**AIM**
Take the material below and retype it in full; pictures are left out.
----------------
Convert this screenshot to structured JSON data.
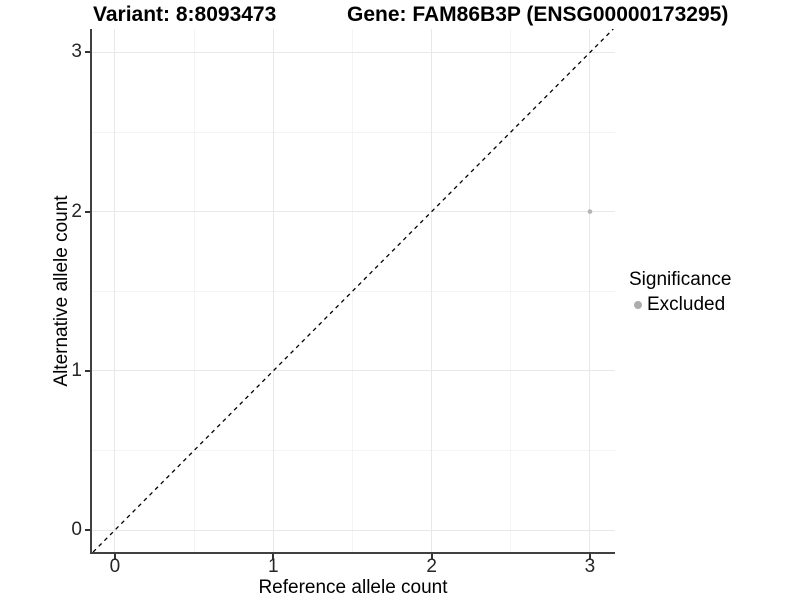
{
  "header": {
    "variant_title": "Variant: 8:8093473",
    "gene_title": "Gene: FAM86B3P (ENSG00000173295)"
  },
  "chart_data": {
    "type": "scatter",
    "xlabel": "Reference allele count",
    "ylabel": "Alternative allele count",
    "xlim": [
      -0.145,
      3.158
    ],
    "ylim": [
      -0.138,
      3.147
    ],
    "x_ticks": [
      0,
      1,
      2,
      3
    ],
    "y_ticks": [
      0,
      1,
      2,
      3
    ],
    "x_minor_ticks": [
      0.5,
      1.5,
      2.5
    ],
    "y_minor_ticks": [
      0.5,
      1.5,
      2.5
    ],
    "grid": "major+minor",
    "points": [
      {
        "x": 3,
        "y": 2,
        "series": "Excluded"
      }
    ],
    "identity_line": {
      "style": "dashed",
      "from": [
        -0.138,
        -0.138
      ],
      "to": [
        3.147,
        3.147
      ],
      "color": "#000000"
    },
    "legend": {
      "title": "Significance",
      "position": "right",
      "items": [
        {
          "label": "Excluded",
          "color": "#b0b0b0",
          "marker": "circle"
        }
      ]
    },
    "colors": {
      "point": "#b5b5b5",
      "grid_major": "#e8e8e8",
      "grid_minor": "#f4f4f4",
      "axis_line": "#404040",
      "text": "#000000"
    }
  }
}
----------------
**RESPONSE TO THE TASK**
Convert this screenshot to structured JSON data.
{
  "header": {
    "variant_title": "Variant: 8:8093473",
    "gene_title": "Gene: FAM86B3P (ENSG00000173295)"
  },
  "chart_data": {
    "type": "scatter",
    "xlabel": "Reference allele count",
    "ylabel": "Alternative allele count",
    "xlim": [
      -0.145,
      3.158
    ],
    "ylim": [
      -0.138,
      3.147
    ],
    "x_ticks": [
      0,
      1,
      2,
      3
    ],
    "y_ticks": [
      0,
      1,
      2,
      3
    ],
    "x_minor_ticks": [
      0.5,
      1.5,
      2.5
    ],
    "y_minor_ticks": [
      0.5,
      1.5,
      2.5
    ],
    "grid": "major+minor",
    "points": [
      {
        "x": 3,
        "y": 2,
        "series": "Excluded"
      }
    ],
    "identity_line": {
      "style": "dashed",
      "from": [
        -0.138,
        -0.138
      ],
      "to": [
        3.147,
        3.147
      ],
      "color": "#000000"
    },
    "legend": {
      "title": "Significance",
      "position": "right",
      "items": [
        {
          "label": "Excluded",
          "color": "#b0b0b0",
          "marker": "circle"
        }
      ]
    },
    "colors": {
      "point": "#b5b5b5",
      "grid_major": "#e8e8e8",
      "grid_minor": "#f4f4f4",
      "axis_line": "#404040",
      "text": "#000000"
    }
  }
}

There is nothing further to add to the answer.